- EXERCISE INSTRUCTIONS -
Using the excerpt on nursing safety and hygiene, answer the following:
1. Which two nursing diagnoses does the excerpt list as appropriate to safety concerns?
2. Which three nursing diagnoses does it name as appropriate to hygiene concerns?
3. What is the final stage of the nursing process, and what is it based on?

*** Opening of EXCERPT TO READ ***

The physical environment for both hospitalized and home health care clients should be assessed for hazards and corrective action taken. The nursing diagnoses that are appropriate to safety concerns for clients include Risk for Injury and Risk for Infection. The nursing diagnoses that are appropriate to hygiene concerns include Bathing/Hygiene Self-Care Deficit, Dressing/Grooming Self-Care Deficit, and Toileting Self-Care Deficit. Subcategories of Risk for Injury include Risk for Suffocation, Risk for Poisoning, Risk for Trauma, Risk for Aspiration, Risk for Disuse Syndrome, and Latex Allergy Response. Planning for clients at risk of for injury or infection or a self-care deficit involves establishing goals and expected outcomes with the client. Nursing intervention generally involves identifying clients at risk, teaching clients good hygiene and accident prevention, and assisting clients with hygiene and toileting. The final stage of the nursing process is evaluation, based on whether goals and expected outcomes are met.

*** Close of EXCERPT TO READ ***
*** Opening of ENTRIES SHOWN ***

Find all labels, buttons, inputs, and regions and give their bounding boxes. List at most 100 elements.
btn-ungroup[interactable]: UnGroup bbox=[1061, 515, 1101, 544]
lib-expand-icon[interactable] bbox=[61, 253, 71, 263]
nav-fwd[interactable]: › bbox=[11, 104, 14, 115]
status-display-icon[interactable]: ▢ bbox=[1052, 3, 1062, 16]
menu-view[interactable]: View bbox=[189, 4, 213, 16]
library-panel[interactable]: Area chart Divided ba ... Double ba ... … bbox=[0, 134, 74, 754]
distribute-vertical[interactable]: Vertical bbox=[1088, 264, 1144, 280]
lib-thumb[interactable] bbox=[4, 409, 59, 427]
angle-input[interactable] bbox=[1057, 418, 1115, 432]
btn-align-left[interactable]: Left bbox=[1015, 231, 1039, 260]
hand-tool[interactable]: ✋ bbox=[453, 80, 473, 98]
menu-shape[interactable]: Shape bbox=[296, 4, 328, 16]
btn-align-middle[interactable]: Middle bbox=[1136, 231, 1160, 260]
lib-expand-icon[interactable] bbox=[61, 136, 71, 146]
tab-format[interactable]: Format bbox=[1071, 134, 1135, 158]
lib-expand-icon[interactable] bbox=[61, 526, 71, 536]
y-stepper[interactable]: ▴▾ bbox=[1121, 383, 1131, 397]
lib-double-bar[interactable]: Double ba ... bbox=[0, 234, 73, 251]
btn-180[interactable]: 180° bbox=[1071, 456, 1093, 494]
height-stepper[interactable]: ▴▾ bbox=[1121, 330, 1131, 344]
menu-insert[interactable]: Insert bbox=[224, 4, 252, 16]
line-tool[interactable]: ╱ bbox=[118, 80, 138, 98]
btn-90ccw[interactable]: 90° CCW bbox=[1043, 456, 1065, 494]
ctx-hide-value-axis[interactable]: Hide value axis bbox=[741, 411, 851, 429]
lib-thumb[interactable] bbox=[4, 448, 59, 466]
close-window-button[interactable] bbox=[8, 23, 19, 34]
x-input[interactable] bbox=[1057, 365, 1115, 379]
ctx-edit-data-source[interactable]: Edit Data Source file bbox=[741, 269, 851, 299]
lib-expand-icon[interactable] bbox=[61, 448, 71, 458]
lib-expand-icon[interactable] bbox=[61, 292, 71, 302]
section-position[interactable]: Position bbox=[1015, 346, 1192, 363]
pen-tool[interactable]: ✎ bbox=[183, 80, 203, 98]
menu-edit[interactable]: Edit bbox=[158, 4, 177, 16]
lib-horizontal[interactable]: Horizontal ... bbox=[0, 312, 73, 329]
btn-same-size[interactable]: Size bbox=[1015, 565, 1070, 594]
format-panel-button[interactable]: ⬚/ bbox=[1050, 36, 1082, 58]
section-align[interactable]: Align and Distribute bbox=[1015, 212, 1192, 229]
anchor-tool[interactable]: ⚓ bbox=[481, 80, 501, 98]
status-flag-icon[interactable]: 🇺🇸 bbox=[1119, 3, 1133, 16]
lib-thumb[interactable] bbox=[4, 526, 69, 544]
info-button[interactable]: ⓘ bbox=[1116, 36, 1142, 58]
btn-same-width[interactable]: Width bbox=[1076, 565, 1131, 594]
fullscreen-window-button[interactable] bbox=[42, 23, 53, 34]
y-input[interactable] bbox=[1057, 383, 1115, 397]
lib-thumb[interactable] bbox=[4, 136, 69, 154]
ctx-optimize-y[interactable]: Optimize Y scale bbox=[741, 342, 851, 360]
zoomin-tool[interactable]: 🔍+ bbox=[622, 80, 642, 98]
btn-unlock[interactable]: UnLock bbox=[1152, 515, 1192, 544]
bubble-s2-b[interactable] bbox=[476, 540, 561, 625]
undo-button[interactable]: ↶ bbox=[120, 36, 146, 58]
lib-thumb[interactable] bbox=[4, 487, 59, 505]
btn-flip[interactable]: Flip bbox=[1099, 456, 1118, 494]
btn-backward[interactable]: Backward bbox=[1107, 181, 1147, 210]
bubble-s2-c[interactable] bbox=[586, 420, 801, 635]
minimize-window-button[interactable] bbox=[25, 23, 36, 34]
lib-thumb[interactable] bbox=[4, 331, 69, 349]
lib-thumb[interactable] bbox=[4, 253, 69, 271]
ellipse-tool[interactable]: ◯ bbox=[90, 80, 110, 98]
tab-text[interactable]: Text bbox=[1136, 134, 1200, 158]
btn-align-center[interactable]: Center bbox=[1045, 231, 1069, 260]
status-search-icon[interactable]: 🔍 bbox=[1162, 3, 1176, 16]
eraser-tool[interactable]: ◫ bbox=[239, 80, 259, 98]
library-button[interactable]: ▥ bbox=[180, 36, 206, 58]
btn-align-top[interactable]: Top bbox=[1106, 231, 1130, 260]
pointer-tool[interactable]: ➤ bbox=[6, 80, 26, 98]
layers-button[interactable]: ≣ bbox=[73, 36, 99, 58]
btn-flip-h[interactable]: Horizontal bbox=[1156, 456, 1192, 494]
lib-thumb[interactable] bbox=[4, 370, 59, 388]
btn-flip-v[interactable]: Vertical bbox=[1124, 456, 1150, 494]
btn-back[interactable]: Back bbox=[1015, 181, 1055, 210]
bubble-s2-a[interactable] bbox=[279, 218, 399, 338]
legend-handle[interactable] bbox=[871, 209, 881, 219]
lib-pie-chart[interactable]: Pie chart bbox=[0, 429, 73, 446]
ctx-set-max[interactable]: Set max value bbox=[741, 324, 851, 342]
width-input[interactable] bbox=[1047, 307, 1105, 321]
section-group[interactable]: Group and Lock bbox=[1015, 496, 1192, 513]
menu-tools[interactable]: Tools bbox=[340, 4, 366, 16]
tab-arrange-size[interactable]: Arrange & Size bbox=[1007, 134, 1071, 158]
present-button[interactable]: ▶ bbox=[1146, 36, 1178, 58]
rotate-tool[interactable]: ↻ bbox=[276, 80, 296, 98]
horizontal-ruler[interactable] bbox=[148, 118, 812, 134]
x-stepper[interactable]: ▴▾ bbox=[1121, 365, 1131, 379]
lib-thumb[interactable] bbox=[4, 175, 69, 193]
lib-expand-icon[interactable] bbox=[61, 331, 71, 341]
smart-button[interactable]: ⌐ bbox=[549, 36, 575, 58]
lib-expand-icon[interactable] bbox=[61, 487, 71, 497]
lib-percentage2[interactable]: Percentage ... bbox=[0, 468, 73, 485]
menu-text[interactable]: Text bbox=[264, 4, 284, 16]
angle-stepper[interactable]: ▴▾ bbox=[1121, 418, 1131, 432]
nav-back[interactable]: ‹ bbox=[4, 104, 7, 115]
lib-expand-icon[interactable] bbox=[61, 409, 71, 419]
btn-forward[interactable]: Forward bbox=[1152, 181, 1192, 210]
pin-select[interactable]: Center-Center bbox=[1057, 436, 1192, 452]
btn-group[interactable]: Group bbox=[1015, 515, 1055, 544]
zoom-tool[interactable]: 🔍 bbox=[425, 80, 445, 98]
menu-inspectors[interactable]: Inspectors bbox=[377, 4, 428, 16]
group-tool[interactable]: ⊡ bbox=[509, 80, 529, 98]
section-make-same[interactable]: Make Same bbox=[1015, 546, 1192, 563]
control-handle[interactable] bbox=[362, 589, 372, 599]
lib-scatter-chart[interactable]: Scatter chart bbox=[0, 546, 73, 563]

*** Close of ENTRIES SHOWN ***

- TASK RESPONSE -
1. Risk for Injury and Risk for Infection.
2. Bathing/Hygiene Self-Care Deficit, Dressing/Grooming Self-Care Deficit, and Toileting Self-Care Deficit.
3. Evaluation, based on whether goals and expected outcomes are met.